■ **Material**

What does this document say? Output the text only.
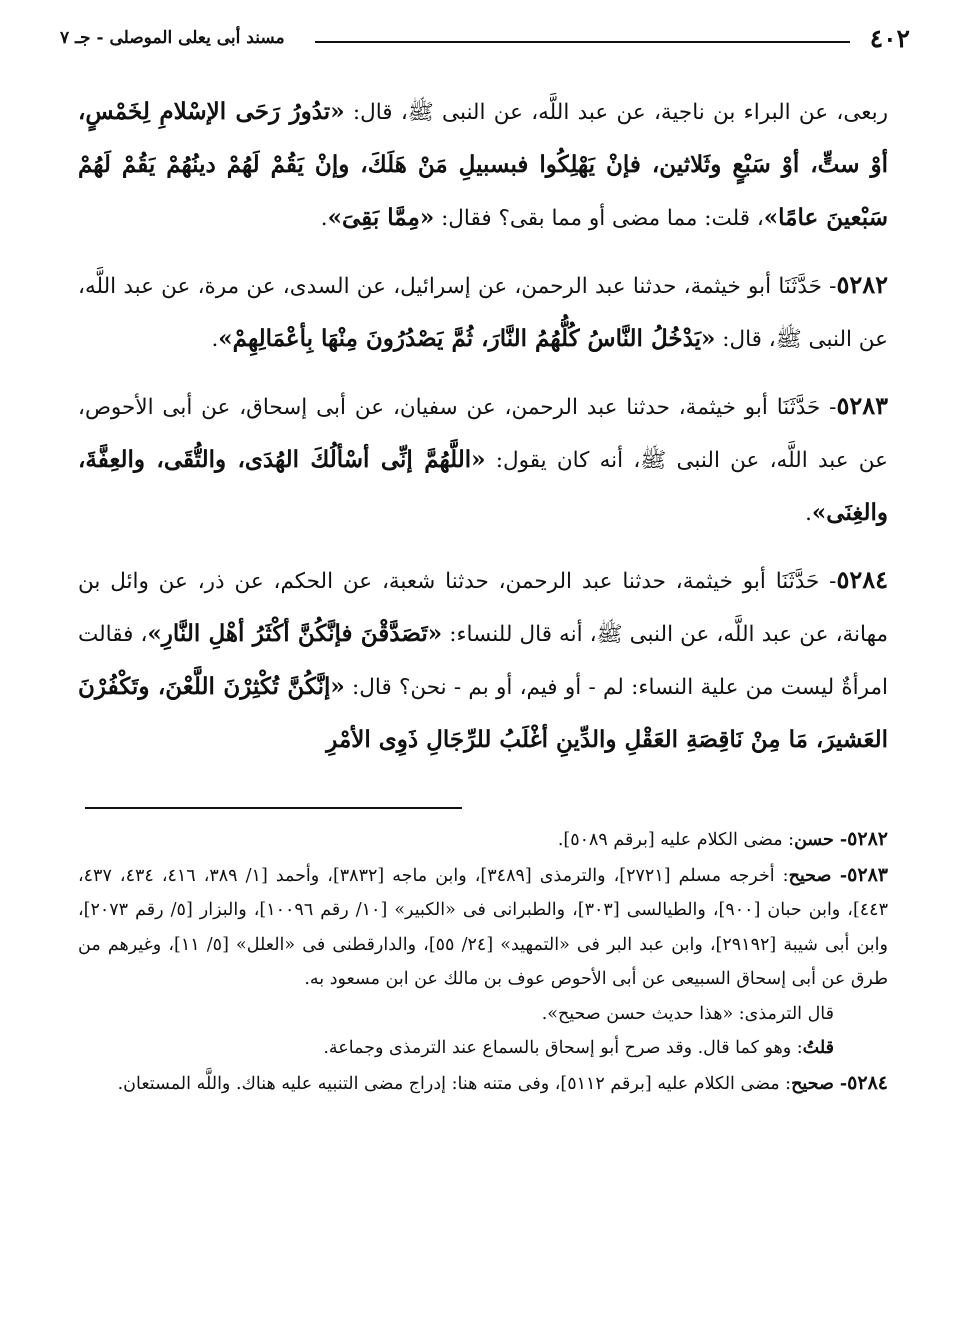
٤٠٢
مسند أبى يعلى الموصلى - جـ ٧

ربعى، عن البراء بن ناجية، عن عبد اللَّه، عن النبى ﷺ، قال: «تدُورُ رَحَى الإسْلامِ لِخَمْسٍ، أوْ ستٍّ، أوْ سَبْعٍ وثَلاثين، فإنْ يَهْلِكُوا فبسبيلِ مَنْ هَلَكَ، وإنْ يَقُمْ لَهُمْ دينُهُمْ يَقُمْ لَهُمْ سَبْعينَ عامًا»، قلت: مما مضى أو مما بقى؟ فقال: «مِمَّا بَقِىَ».

٥٢٨٢- حَدَّثَنَا أبو خيثمة، حدثنا عبد الرحمن، عن إسرائيل، عن السدى، عن مرة، عن عبد اللَّه، عن النبى ﷺ، قال: «يَدْخُلُ النَّاسُ كُلُّهُمُ النَّارَ، ثُمَّ يَصْدُرُونَ مِنْهَا بِأعْمَالِهِمْ».

٥٢٨٣- حَدَّثَنَا أبو خيثمة، حدثنا عبد الرحمن، عن سفيان، عن أبى إسحاق، عن أبى الأحوص، عن عبد اللَّه، عن النبى ﷺ، أنه كان يقول: «اللَّهُمَّ إنِّى أسْألُكَ الهُدَى، والتُّقَى، والعِفَّةَ، والغِنَى».

٥٢٨٤- حَدَّثَنَا أبو خيثمة، حدثنا عبد الرحمن، حدثنا شعبة، عن الحكم، عن ذر، عن وائل بن مهانة، عن عبد اللَّه، عن النبى ﷺ، أنه قال للنساء: «تَصَدَّقْنَ فإنَّكُنَّ أكْثَرُ أهْلِ النَّارِ»، فقالت امرأةٌ ليست من علية النساء: لم - أو فيم، أو بم - نحن؟ قال: «إنَّكُنَّ تُكْثِرْنَ اللَّعْنَ، وتَكْفُرْنَ العَشيرَ، مَا مِنْ نَاقِصَةِ العَقْلِ والدِّينِ أغْلَبُ للرِّجَالِ ذَوِى الأمْرِ

٥٢٨٢- حسن: مضى الكلام عليه [برقم ٥٠٨٩].

٥٢٨٣- صحيح: أخرجه مسلم [٢٧٢١]، والترمذى [٣٤٨٩]، وابن ماجه [٣٨٣٢]، وأحمد [١/ ٣٨٩، ٤١٦، ٤٣٤، ٤٣٧، ٤٤٣]، وابن حبان [٩٠٠]، والطيالسى [٣٠٣]، والطبرانى فى «الكبير» [١٠/ رقم ١٠٠٩٦]، والبزار [٥/ رقم ٢٠٧٣]، وابن أبى شيبة [٢٩١٩٢]، وابن عبد البر فى «التمهيد» [٢٤/ ٥٥]، والدارقطنى فى «العلل» [٥/ ١١]، وغيرهم من طرق عن أبى إسحاق السبيعى عن أبى الأحوص عوف بن مالك عن ابن مسعود به.

قال الترمذى: «هذا حديث حسن صحيح».

قلتُ: وهو كما قال. وقد صرح أبو إسحاق بالسماع عند الترمذى وجماعة.

٥٢٨٤- صحيح: مضى الكلام عليه [برقم ٥١١٢]، وفى متنه هنا: إدراج مضى التنبيه عليه هناك. واللَّه المستعان.
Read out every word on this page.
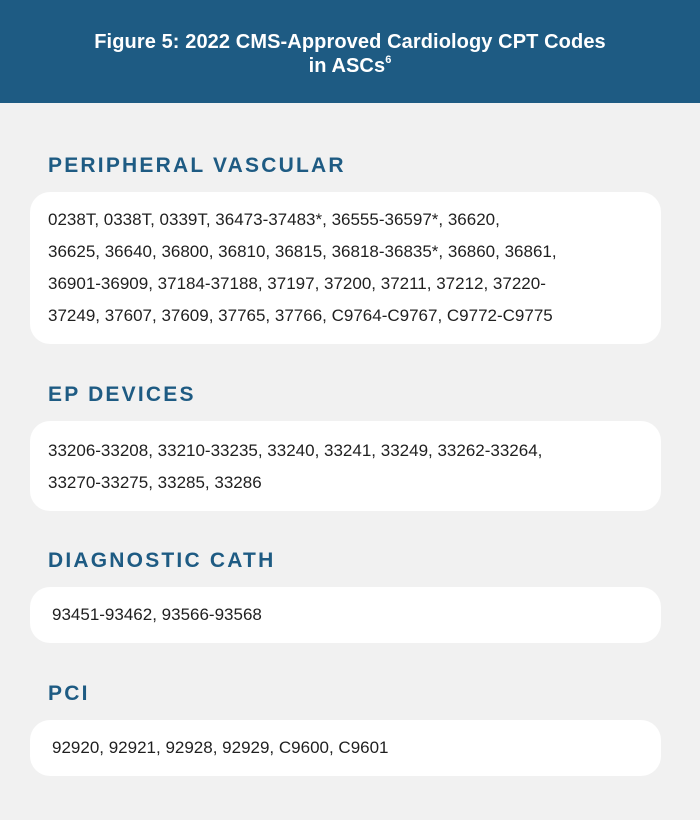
Figure 5: 2022 CMS-Approved Cardiology CPT Codes
in ASCs$^6$
PERIPHERAL VASCULAR

0238T, 0338T, 0339T, 36473-37483*, 36555-36597*, 36620,

36625, 36640, 36800, 36810, 36815, 36818-36835*, 36860, 36861,

36901-36909, 37184-37188, 37197, 37200, 37211, 37212, 37220-

37249, 37607, 37609, 37765, 37766, C9764-C9767, C9772-C9775

EP DEVICES

33206-33208, 33210-33235, 33240, 33241, 33249, 33262-33264,

33270-33275, 33285, 33286

DIAGNOSTIC CATH

93451-93462, 93566-93568

PCI

92920, 92921, 92928, 92929, C9600, C9601
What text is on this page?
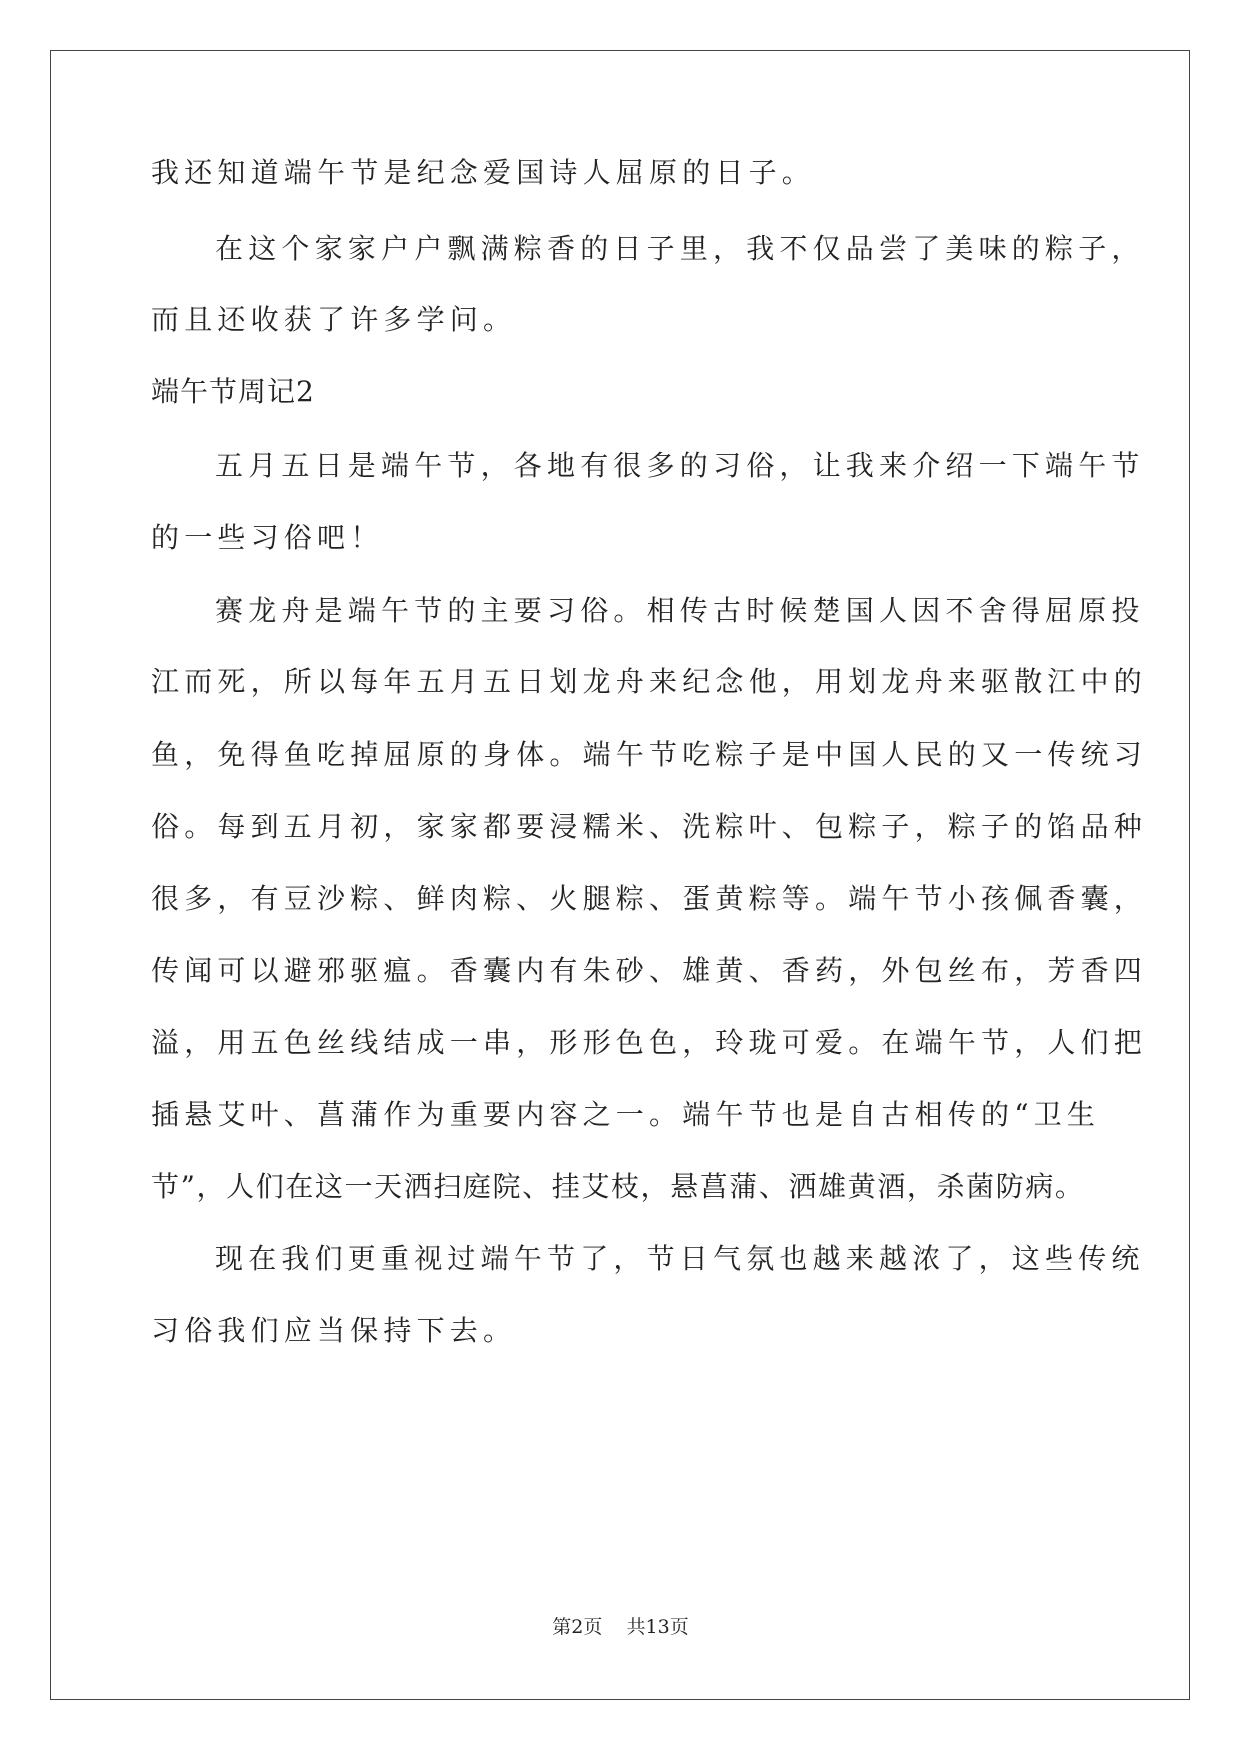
我还知道端午节是纪念爱国诗人屈原的日子。
在这个家家户户飘满粽香的日子里，我不仅品尝了美味的粽子，
而且还收获了许多学问。
端午节周记2
五月五日是端午节，各地有很多的习俗，让我来介绍一下端午节
的一些习俗吧！
赛龙舟是端午节的主要习俗。相传古时候楚国人因不舍得屈原投
江而死，所以每年五月五日划龙舟来纪念他，用划龙舟来驱散江中的
鱼，免得鱼吃掉屈原的身体。端午节吃粽子是中国人民的又一传统习
俗。每到五月初，家家都要浸糯米、洗粽叶、包粽子，粽子的馅品种
很多，有豆沙粽、鲜肉粽、火腿粽、蛋黄粽等。端午节小孩佩香囊，
传闻可以避邪驱瘟。香囊内有朱砂、雄黄、香药，外包丝布，芳香四
溢，用五色丝线结成一串，形形色色，玲珑可爱。在端午节，人们把
插悬艾叶、菖蒲作为重要内容之一。端午节也是自古相传的“卫生
节”，人们在这一天洒扫庭院、挂艾枝，悬菖蒲、洒雄黄酒，杀菌防病。
现在我们更重视过端午节了，节日气氛也越来越浓了，这些传统
习俗我们应当保持下去。
第2页 共13页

■ **Goal**
Generate a word-for-word copy of the preceding records, excluding all pictures.

■ **Reply**
What does this document say? Output the text only.
٤٠٢
مسند أبى يعلى الموصلى - جـ ٧

ربعى، عن البراء بن ناجية، عن عبد اللَّه، عن النبى ﷺ، قال: «تدُورُ رَحَى الإسْلامِ لِخَمْسٍ، أوْ ستٍّ، أوْ سَبْعٍ وثَلاثين، فإنْ يَهْلِكُوا فبسبيلِ مَنْ هَلَكَ، وإنْ يَقُمْ لَهُمْ دينُهُمْ يَقُمْ لَهُمْ سَبْعينَ عامًا»، قلت: مما مضى أو مما بقى؟ فقال: «مِمَّا بَقِىَ».

٥٢٨٢- حَدَّثَنَا أبو خيثمة، حدثنا عبد الرحمن، عن إسرائيل، عن السدى، عن مرة، عن عبد اللَّه، عن النبى ﷺ، قال: «يَدْخُلُ النَّاسُ كُلُّهُمُ النَّارَ، ثُمَّ يَصْدُرُونَ مِنْهَا بِأعْمَالِهِمْ».

٥٢٨٣- حَدَّثَنَا أبو خيثمة، حدثنا عبد الرحمن، عن سفيان، عن أبى إسحاق، عن أبى الأحوص، عن عبد اللَّه، عن النبى ﷺ، أنه كان يقول: «اللَّهُمَّ إنِّى أسْألُكَ الهُدَى، والتُّقَى، والعِفَّةَ، والغِنَى».

٥٢٨٤- حَدَّثَنَا أبو خيثمة، حدثنا عبد الرحمن، حدثنا شعبة، عن الحكم، عن ذر، عن وائل بن مهانة، عن عبد اللَّه، عن النبى ﷺ، أنه قال للنساء: «تَصَدَّقْنَ فإنَّكُنَّ أكْثَرُ أهْلِ النَّارِ»، فقالت امرأةٌ ليست من علية النساء: لم - أو فيم، أو بم - نحن؟ قال: «إنَّكُنَّ تُكْثِرْنَ اللَّعْنَ، وتَكْفُرْنَ العَشيرَ، مَا مِنْ نَاقِصَةِ العَقْلِ والدِّينِ أغْلَبُ للرِّجَالِ ذَوِى الأمْرِ

٥٢٨٢- حسن: مضى الكلام عليه [برقم ٥٠٨٩].

٥٢٨٣- صحيح: أخرجه مسلم [٢٧٢١]، والترمذى [٣٤٨٩]، وابن ماجه [٣٨٣٢]، وأحمد [١/ ٣٨٩، ٤١٦، ٤٣٤، ٤٣٧، ٤٤٣]، وابن حبان [٩٠٠]، والطيالسى [٣٠٣]، والطبرانى فى «الكبير» [١٠/ رقم ١٠٠٩٦]، والبزار [٥/ رقم ٢٠٧٣]، وابن أبى شيبة [٢٩١٩٢]، وابن عبد البر فى «التمهيد» [٢٤/ ٥٥]، والدارقطنى فى «العلل» [٥/ ١١]، وغيرهم من طرق عن أبى إسحاق السبيعى عن أبى الأحوص عوف بن مالك عن ابن مسعود به.

قال الترمذى: «هذا حديث حسن صحيح».

قلتُ: وهو كما قال. وقد صرح أبو إسحاق بالسماع عند الترمذى وجماعة.

٥٢٨٤- صحيح: مضى الكلام عليه [برقم ٥١١٢]، وفى متنه هنا: إدراج مضى التنبيه عليه هناك. واللَّه المستعان.
Read out every word on this page.
Figure 5: 2022 CMS-Approved Cardiology CPT Codes
in ASCs$^6$
PERIPHERAL VASCULAR

0238T, 0338T, 0339T, 36473-37483*, 36555-36597*, 36620,

36625, 36640, 36800, 36810, 36815, 36818-36835*, 36860, 36861,

36901-36909, 37184-37188, 37197, 37200, 37211, 37212, 37220-

37249, 37607, 37609, 37765, 37766, C9764-C9767, C9772-C9775

EP DEVICES

33206-33208, 33210-33235, 33240, 33241, 33249, 33262-33264,

33270-33275, 33285, 33286

DIAGNOSTIC CATH

93451-93462, 93566-93568

PCI

92920, 92921, 92928, 92929, C9600, C9601
What text is on this page?
我还知道端午节是纪念爱国诗人屈原的日子。
在这个家家户户飘满粽香的日子里，我不仅品尝了美味的粽子，
而且还收获了许多学问。
端午节周记2
五月五日是端午节，各地有很多的习俗，让我来介绍一下端午节
的一些习俗吧！
赛龙舟是端午节的主要习俗。相传古时候楚国人因不舍得屈原投
江而死，所以每年五月五日划龙舟来纪念他，用划龙舟来驱散江中的
鱼，免得鱼吃掉屈原的身体。端午节吃粽子是中国人民的又一传统习
俗。每到五月初，家家都要浸糯米、洗粽叶、包粽子，粽子的馅品种
很多，有豆沙粽、鲜肉粽、火腿粽、蛋黄粽等。端午节小孩佩香囊，
传闻可以避邪驱瘟。香囊内有朱砂、雄黄、香药，外包丝布，芳香四
溢，用五色丝线结成一串，形形色色，玲珑可爱。在端午节，人们把
插悬艾叶、菖蒲作为重要内容之一。端午节也是自古相传的“卫生
节”，人们在这一天洒扫庭院、挂艾枝，悬菖蒲、洒雄黄酒，杀菌防病。
现在我们更重视过端午节了，节日气氛也越来越浓了，这些传统
习俗我们应当保持下去。
第2页 共13页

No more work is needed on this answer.